■ Provided text
The sun messes with my senses, it melts my social conformity's, toasts my
dignity and allover a sudden, nothing matters anymore. I turn the corner and
see a man, the only other human being for miles. He is tall and fit, dressed in
a light lavender shirt and black pants. I walk up to him and suggest something.
A disconnection between what I believe and what I feel. I don’t care for his
race. I don’t care that he doesn't know me. He says yes and we go our separate
ways, forget it ever happened, we are strangers. The tension is released until
another scotching sun roasts all my concerns in its flame.I won't see him again, he will move to a different city, use a different route and probably forget we ever met.
It has been 3 years since I saw familiar strangers on the
street. We looked alike and spoke the same language even though our dialects
were different. We crossed paths daily. On occasion we exchanged smiles. We
were comfortable in the little city of Kampala. We shook our heads at the
government’s lack of credibility and laughed at the same comedians on the taxi
radio. Here, genuine smiles are few. We are permanently hypnotized by our
gadgets; we download the latest apps, respond to office mail after midnight,
advocate for animal rights, human rights, gun rights and the right to be wrong.
Cars whiz by, I come to a traffic light; red, yellow, green - it's my turn to walk across. The sun continues to play on my senses. I snap back into the present, my feet firmly on the ground - I keep walking.

■ Stated problem A
Summarize the essay in two sentences.
■ Stated problem B
Reproduce the part of the essay starting at "A disconnection between" and ending at "we ever met.".

■ Material supplied
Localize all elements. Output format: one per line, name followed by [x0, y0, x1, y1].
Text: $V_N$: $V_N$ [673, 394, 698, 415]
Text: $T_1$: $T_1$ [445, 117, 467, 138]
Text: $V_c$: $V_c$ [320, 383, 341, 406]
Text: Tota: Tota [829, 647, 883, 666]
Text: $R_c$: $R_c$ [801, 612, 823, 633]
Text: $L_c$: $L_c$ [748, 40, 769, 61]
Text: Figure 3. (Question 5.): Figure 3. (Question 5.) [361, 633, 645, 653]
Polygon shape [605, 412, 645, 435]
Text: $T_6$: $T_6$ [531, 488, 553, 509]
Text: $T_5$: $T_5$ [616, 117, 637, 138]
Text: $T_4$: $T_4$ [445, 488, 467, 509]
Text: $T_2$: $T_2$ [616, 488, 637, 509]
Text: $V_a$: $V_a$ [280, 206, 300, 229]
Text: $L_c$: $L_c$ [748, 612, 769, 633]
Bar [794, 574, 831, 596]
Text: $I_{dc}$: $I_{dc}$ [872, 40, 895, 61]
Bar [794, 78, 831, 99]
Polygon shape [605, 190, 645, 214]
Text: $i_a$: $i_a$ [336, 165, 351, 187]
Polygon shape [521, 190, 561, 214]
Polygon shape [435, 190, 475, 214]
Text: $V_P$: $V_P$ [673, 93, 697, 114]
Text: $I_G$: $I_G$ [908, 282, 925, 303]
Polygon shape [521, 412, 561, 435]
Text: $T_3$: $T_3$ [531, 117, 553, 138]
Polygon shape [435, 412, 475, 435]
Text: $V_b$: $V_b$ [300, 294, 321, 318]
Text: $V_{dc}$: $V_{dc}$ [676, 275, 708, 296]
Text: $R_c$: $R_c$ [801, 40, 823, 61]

■ Answer A
Walking under a hot sun, the narrator meets a tall man in a lavender shirt, suggests something he agrees to, and the two part as strangers who will likely never see each other again. The narrator remembers the familiar strangers and shared laughter of Kampala three years earlier, contrasts them with a present of few genuine smiles and constant gadgets, and then crosses at a traffic light and keeps walking.

■ Answer B
A disconnection between what I believe and what I feel. I don’t care for his
race. I don’t care that he doesn't know me. He says yes and we go our separate
ways, forget it ever happened, we are strangers. The tension is released until
another scotching sun roasts all my concerns in its flame.I won't see him again, he will move to a different city, use a different route and probably forget we ever met.